§ **Written instruction**
Filter the listing below, copying every line in which the word "chevron" appears.

┏━━

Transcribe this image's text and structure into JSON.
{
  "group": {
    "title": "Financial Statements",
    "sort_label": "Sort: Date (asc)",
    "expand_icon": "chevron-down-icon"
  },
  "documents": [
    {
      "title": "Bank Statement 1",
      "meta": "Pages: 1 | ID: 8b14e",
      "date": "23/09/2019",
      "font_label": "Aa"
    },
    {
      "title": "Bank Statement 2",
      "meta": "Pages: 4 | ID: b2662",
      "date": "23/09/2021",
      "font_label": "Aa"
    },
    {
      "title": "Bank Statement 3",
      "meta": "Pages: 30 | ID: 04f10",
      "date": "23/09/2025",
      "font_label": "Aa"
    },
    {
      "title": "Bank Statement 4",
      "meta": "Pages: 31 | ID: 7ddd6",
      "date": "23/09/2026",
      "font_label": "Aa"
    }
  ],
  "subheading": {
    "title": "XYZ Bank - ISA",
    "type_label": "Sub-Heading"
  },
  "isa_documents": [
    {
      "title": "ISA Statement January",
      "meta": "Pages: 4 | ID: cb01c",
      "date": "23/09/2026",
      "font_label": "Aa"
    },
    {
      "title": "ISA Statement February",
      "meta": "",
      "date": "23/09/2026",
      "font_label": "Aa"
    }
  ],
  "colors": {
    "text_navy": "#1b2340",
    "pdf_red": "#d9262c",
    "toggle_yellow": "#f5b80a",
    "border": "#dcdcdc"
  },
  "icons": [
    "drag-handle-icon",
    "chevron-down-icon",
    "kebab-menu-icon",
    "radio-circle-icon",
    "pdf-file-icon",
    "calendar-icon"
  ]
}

┗━━

§ **Response**
    "expand_icon": "chevron-down-icon"
    "chevron-down-icon",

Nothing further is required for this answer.